**Exercise aim**
Find each line with "있습니다" and copy it.

──────────────────────────────

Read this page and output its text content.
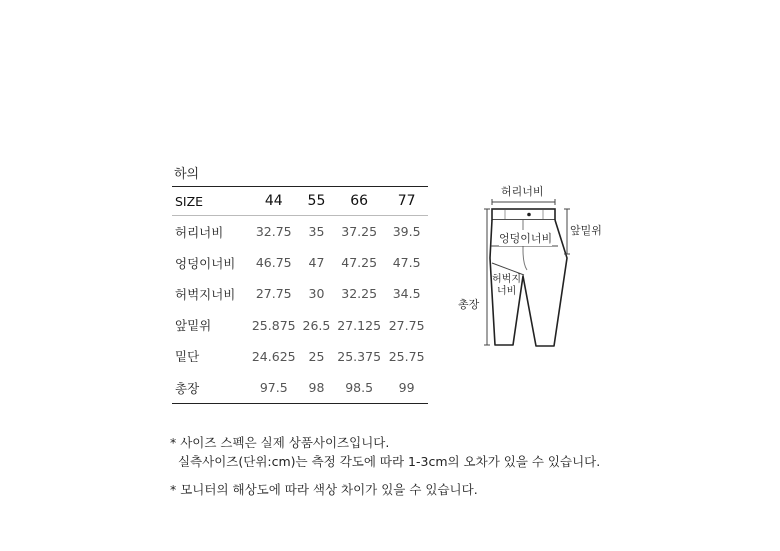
하의
SIZE	44	55	66	77
허리너비	32.75	35	37.25	39.5
엉덩이너비	46.75	47	47.25	47.5
허벅지너비	27.75	30	32.25	34.5
앞밑위	25.875	26.5	27.125	27.75
밑단	24.625	25	25.375	25.75
총장	97.5	98	98.5	99
허리너비
앞밑위
엉덩이너비
허벅지
너비
총장
* 사이즈 스펙은 실제 상품사이즈입니다.
실측사이즈(단위:cm)는 측정 각도에 따라 1-3cm의 오차가 있을 수 있습니다.
* 모니터의 해상도에 따라 색상 차이가 있을 수 있습니다.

──────────────────────────────

**Completed task**
실측사이즈(단위:cm)는 측정 각도에 따라 1-3cm의 오차가 있을 수 있습니다.
* 모니터의 해상도에 따라 색상 차이가 있을 수 있습니다.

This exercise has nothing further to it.